In any case, open access to law presents some unusual sustainability problems.  And those problems vary a lot from place to place. Institutional and political settings are very different, particularly in transition countries ( no doubt some of our problems here at the LII would no doubt be seen as high-quality problems by others).   Here’s a brief catalog — full treatment would need a very long article indeed:

First, open-access providers don’t really do research, in the sense of either basic science, or quantitative social science, or any of the things funded by research-oriented outfits like the NSF.  We can sometimes make a plausible case for ourselves as testbeds or helpers on grants that go to others (as the LII has with its participation in the CeRI project).

Second, we are continually faced with rising costs of innovation. The new legal information products and services we imagine, and hope to build, are significantly more expensive to produce than the things we imagined when we began 16 years ago. This is partly the result of the Web’s technical evolution and partly the result of more sophisticated needs and wants — a slow but steady revolution of rising expectations that we share with our users.  In 1993, we could significantly raise the sights of everyone in the legal information world by spending a snowy afternoon putting Two Pesos v. Taco Cabana into HTML — a one-person task that created the first web-published judicial opinion.  These days, it takes many more people a lot longer to come up with something that interesting and useful.

Like other not-for-profit projects, we have more trouble finding operating money than we do finding startup funds.  A lot of people would like to see their law (or someone else’s) put online. Very few are willing to pay to maintain it.  This is a particular problem with legislation, which requires frequent updating.  It also distinguishes legislation and regulations from scholarly publishing, and from many open-access repositories, which (like judicial opinions) gather material that is relatively static once mounted.

Some deep-rooted reluctance surrounds the funding of legal information, perhaps based on the idea that free legal information is just lawyer subsidy, or only answers the information problems of the rich (as Dan Dabney once put it).  Who wants to feed the sharks?

Open-access providers could do more than they have to dispel this distrust.  For the most part, we’ve made the case for open access in highfalutin’ normative terms:  support the rule of law, level the playing field for human rights, force the state to meet the transparency/publishing obligations implied by the idea that ignorance of the law is no excuse.  That’s a regime where success is hard to measure, if only because assessment is often self-referential. We declare our results to be good because our intentions are noble. We are Doing the Right Thing, and who would question that?  We are now starting to see some work on evaluation of open access in much more hardheaded terms — how does it contribute to lawyer competence, support economic development, level the playing field between one-shot litigants and repeat players?  These are important questions that will, if we are able to answer them rigorously, provide us with a strong case for support.

And then there is the “Tweed Ring” challenge — illustrated handsomely by this Thomas Nast cartoon.  Everybody thinks that free legal information is the next guy’s problem. Private foundations think government should do it. Government thinks that it is doing it (via weak services like PACER), and that anything it isn’t doing must be some kind of value-added service that the legal profession should pay for, or a matter of interest only to academic researchers.  The legal profession would like to pass research costs on to the clients, and increasingly can’t (small and solo law offices probably never could).  And so on.

• Job 1: Reproduce, word for word, the portion of the passage on open access to law above between "First, open-access providers" and "the CeRI project).", inclusive.
• Job 2: Extend the passage on funding open access to law, picking up right after its final sentence.

• Given data:

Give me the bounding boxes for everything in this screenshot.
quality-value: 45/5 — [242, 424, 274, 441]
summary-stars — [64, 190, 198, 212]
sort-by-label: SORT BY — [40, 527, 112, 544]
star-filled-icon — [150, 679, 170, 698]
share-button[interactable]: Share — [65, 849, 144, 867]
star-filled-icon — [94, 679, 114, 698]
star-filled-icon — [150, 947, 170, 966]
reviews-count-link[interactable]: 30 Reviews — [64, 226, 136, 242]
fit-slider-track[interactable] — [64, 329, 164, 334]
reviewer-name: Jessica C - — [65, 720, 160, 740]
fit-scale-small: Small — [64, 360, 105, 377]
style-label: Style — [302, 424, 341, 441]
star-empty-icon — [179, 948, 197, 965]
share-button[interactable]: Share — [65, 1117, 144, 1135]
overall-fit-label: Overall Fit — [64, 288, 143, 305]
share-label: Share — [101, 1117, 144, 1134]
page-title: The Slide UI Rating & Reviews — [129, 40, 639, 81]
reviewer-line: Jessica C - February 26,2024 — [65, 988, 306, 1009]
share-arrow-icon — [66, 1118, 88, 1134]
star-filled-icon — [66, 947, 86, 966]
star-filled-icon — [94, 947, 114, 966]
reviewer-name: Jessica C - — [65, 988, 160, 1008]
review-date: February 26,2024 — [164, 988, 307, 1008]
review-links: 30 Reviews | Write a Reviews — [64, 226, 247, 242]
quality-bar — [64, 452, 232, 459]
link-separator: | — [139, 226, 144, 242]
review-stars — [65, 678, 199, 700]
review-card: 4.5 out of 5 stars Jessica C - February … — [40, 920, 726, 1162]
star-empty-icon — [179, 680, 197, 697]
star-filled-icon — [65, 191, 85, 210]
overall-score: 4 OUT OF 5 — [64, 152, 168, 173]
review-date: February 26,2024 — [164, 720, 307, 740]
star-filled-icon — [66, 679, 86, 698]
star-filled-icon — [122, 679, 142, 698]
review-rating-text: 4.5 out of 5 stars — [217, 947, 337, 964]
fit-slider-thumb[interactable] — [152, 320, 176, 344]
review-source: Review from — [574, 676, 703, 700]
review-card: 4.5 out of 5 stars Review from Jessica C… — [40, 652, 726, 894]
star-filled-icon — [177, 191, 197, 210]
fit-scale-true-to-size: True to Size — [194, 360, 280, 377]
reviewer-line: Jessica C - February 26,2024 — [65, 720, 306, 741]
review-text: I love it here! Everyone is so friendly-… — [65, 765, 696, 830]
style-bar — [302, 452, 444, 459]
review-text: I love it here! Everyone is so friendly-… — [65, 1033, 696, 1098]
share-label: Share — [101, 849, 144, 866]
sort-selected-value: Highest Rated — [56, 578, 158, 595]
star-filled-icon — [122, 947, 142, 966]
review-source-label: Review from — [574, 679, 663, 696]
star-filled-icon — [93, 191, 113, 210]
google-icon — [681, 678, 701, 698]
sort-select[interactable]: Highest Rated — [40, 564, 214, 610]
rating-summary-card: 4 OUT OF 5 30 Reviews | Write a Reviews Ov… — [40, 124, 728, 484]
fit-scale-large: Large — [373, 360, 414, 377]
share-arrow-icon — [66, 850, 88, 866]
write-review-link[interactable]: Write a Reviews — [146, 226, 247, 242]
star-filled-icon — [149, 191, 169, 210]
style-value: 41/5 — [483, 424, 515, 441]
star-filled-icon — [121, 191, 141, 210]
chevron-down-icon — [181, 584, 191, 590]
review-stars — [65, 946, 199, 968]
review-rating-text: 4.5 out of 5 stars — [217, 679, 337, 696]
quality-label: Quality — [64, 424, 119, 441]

• Final result 1:
First, open-access providers don’t really do research, in the sense of either basic science, or quantitative social science, or any of the things funded by research-oriented outfits like the NSF.  We can sometimes make a plausible case for ourselves as testbeds or helpers on grants that go to others (as the LII has with its participation in the CeRI project).

• Final result 2:
Nobody thinks that free legal information is a bad thing, or unworthy.  It’s just not at the top of anyone’s list.  The US is a particularly severe case because (unlike the countries of the European Union, where partnerships like ITTIG are fairly common) we have never thought that work in legal information was a matter for cooperation between government and academia. Partnerships have been almost exclusively with private industry, though private industry sometimes relied on basic research produced by information scientists.

This circle may break soon.  Government transparency-by-web will no doubt get a lot of attention from the new administration; expectations among the “hack-the-gov” crowd are already very high, and there is good reason for this optimism.  We are seeing what amount to open-access legal information projects of this kind demanded by assessments like the recent ABA committee report on e-rulemaking and realized in the efforts of people like the Sunlight Foundation (GovTrack.us is a good example).  And certainly the economic crisis is pushing us toward greater awareness of global interdependency and with it the need for global transparency of regulatory and other legal regimes.

At the LII, we are moving toward sustainable self-support; we’re not there yet. We get about 20% of our current budget from the generous contributions of private individuals who think we’re worthwhile (and if you’re one of them, let me thank you again on behalf of all six of us here).   We recently added Google ads to many of our pages; we’re seeking sponsors for others.  And this week marks the launch of a new service offered in partnership with our friends at Justia.com : a lawyer directory service that offers great value, and an opportunity for us to give reciprocal benefits to those who help us out either financially or with donations of their expertise in the form of wiki content and other things that benefit our audience.

We have great hopes for it.  Talk it up.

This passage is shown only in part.